## Directions
Starting at the line that contains "Read this page and output its text content.", write out every line through the last one in the records below, word for word. Leave out any pictures.

- - - - -

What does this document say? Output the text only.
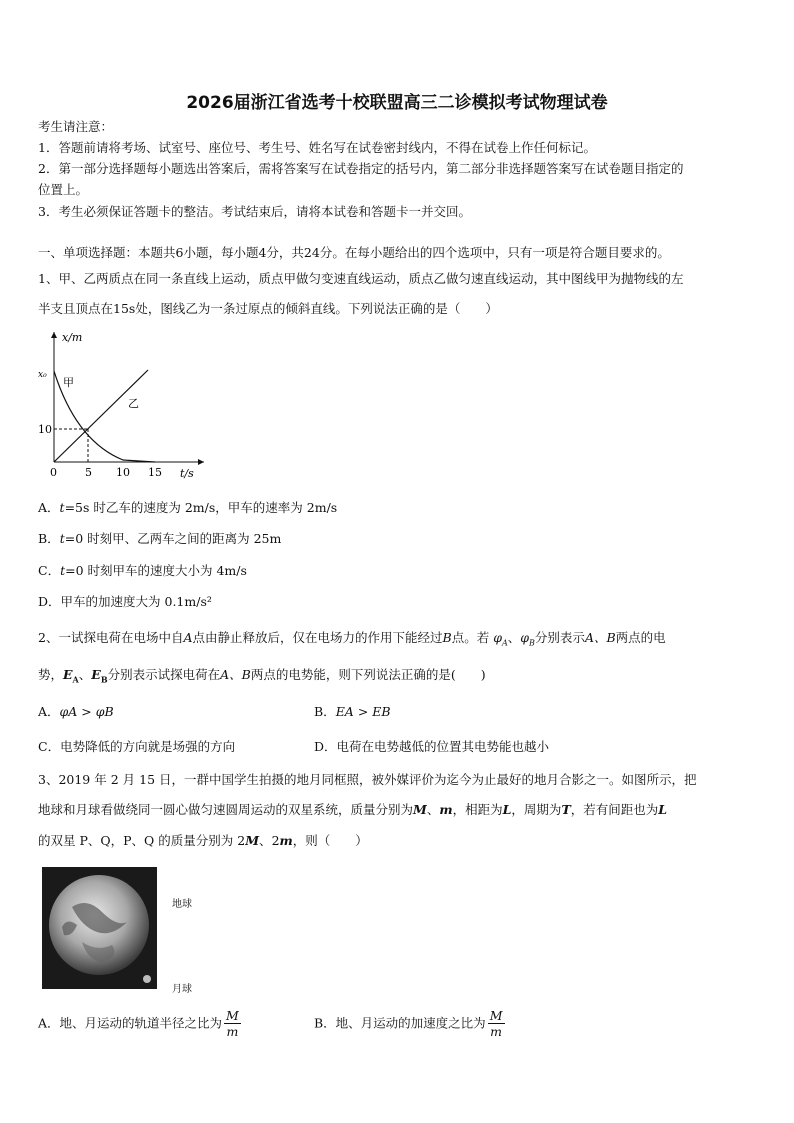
2026届浙江省选考十校联盟高三二诊模拟考试物理试卷
考生请注意：
1．答题前请将考场、试室号、座位号、考生号、姓名写在试卷密封线内，不得在试卷上作任何标记。
2．第一部分选择题每小题选出答案后，需将答案写在试卷指定的括号内，第二部分非选择题答案写在试卷题目指定的
位置上。
3．考生必须保证答题卡的整洁。考试结束后，请将本试卷和答题卡一并交回。
一、单项选择题：本题共6小题，每小题4分，共24分。在每小题给出的四个选项中，只有一项是符合题目要求的。
1、甲、乙两质点在同一条直线上运动，质点甲做匀变速直线运动，质点乙做匀速直线运动，其中图线甲为抛物线的左
半支且顶点在15s处，图线乙为一条过原点的倾斜直线。下列说法正确的是（　　）
x/m
x₀
甲
乙
10
0	5 10 15 t/s
A．t=5s 时乙车的速度为 2m/s，甲车的速率为 2m/s
B．t=0 时刻甲、乙两车之间的距离为 25m
C．t=0 时刻甲车的速度大小为 4m/s
D．甲车的加速度大为 0.1m/s²
2、一试探电荷在电场中自A点由静止释放后，仅在电场力的作用下能经过B点。若 $\varphi_A$、$\varphi_B$分别表示A、B两点的电
势，$E_A$、$E_B$分别表示试探电荷在A、B两点的电势能，则下列说法正确的是(　　)
A．φA > φB	B．EA > EB
C．电势降低的方向就是场强的方向	D．电荷在电势越低的位置其电势能也越小
3、2019 年 2 月 15 日，一群中国学生拍摄的地月同框照，被外媒评价为迄今为止最好的地月合影之一。如图所示，把
地球和月球看做绕同一圆心做匀速圆周运动的双星系统，质量分别为M、m，相距为L，周期为T，若有间距也为L
的双星 P、Q，P、Q 的质量分别为 2M、2m，则（　　）
地球
月球
A．地、月运动的轨道半径之比为 $\frac{M}{m}$	B．地、月运动的加速度之比为 $\frac{M}{m}$
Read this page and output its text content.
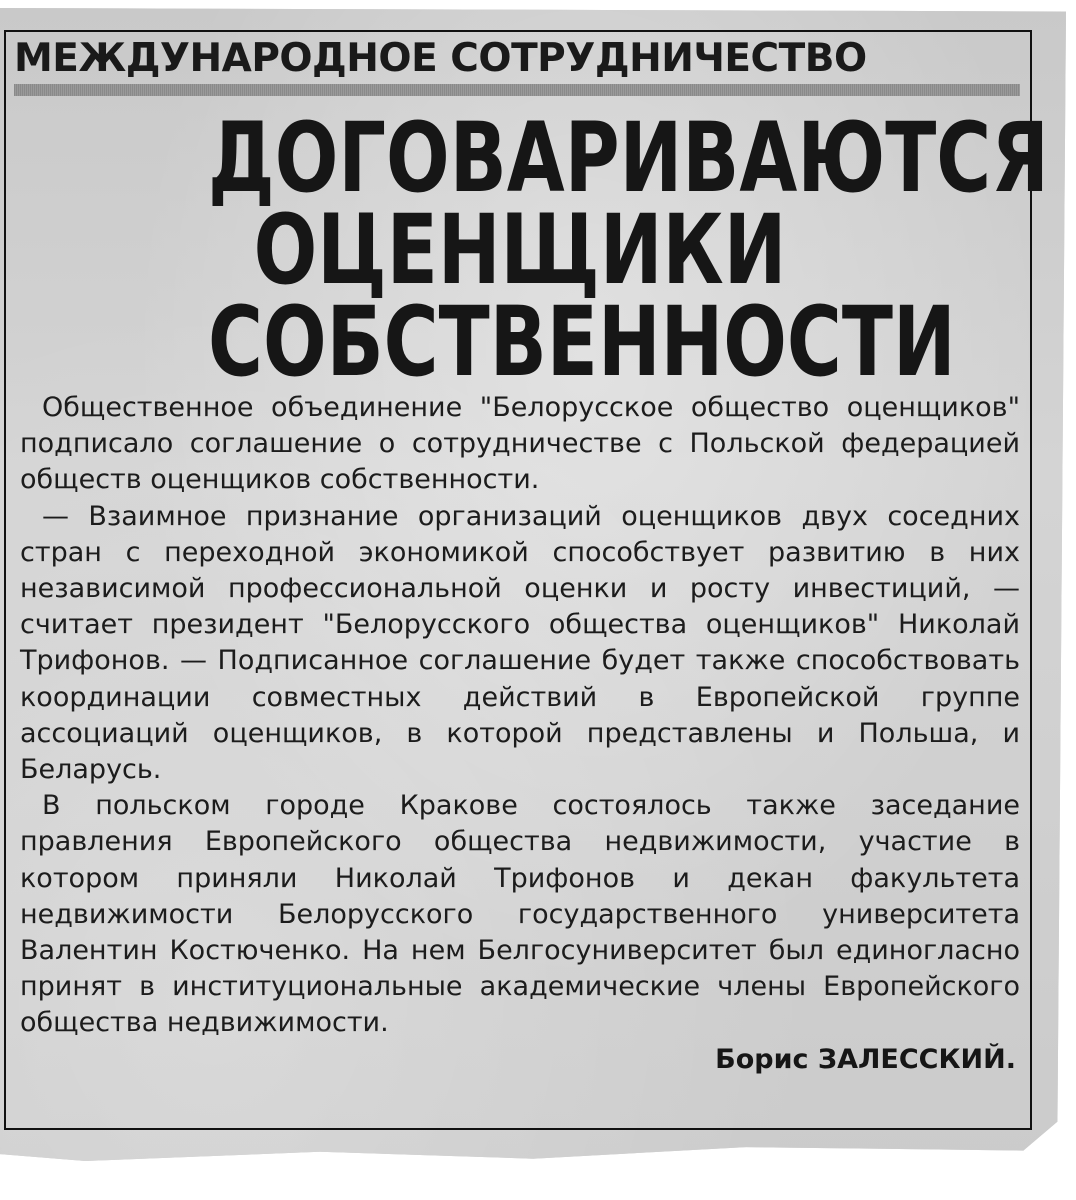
МЕЖДУНАРОДНОЕ СОТРУДНИЧЕСТВО
ДОГОВАРИВАЮТСЯ
ОЦЕНЩИКИ
СОБСТВЕННОСТИ

Общественное объединение "Белорусское общество оценщиков" подписало соглашение о сотрудничестве с Польской федерацией обществ оценщиков собственности.

— Взаимное признание организаций оценщиков двух соседних стран с переходной экономикой способствует развитию в них независимой профессиональной оценки и росту инвестиций, — считает президент "Белорусского общества оценщиков" Николай Трифонов. — Подписанное соглашение будет также способствовать координации совместных действий в Европейской группе ассоциаций оценщиков, в которой представлены и Польша, и Беларусь.

В польском городе Кракове состоялось также заседание правления Европейского общества недвижимости, участие в котором приняли Николай Трифонов и декан факультета недвижимости Белорусского государственного университета Валентин Костюченко. На нем Белгосуниверситет был единогласно принят в институциональные академические члены Европейского общества недвижимости.

Борис ЗАЛЕССКИЙ.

- - - - -

## Exercise answer
Read this page and output its text content.
МЕЖДУНАРОДНОЕ СОТРУДНИЧЕСТВО
ДОГОВАРИВАЮТСЯ
ОЦЕНЩИКИ
СОБСТВЕННОСТИ

Общественное объединение "Белорусское общество оценщиков" подписало соглашение о сотрудничестве с Польской федерацией обществ оценщиков собственности.

— Взаимное признание организаций оценщиков двух соседних стран с переходной экономикой способствует развитию в них независимой профессиональной оценки и росту инвестиций, — считает президент "Белорусского общества оценщиков" Николай Трифонов. — Подписанное соглашение будет также способствовать координации совместных действий в Европейской группе ассоциаций оценщиков, в которой представлены и Польша, и Беларусь.

В польском городе Кракове состоялось также заседание правления Европейского общества недвижимости, участие в котором приняли Николай Трифонов и декан факультета недвижимости Белорусского государственного университета Валентин Костюченко. На нем Белгосуниверситет был единогласно принят в институциональные академические члены Европейского общества недвижимости.

Борис ЗАЛЕССКИЙ.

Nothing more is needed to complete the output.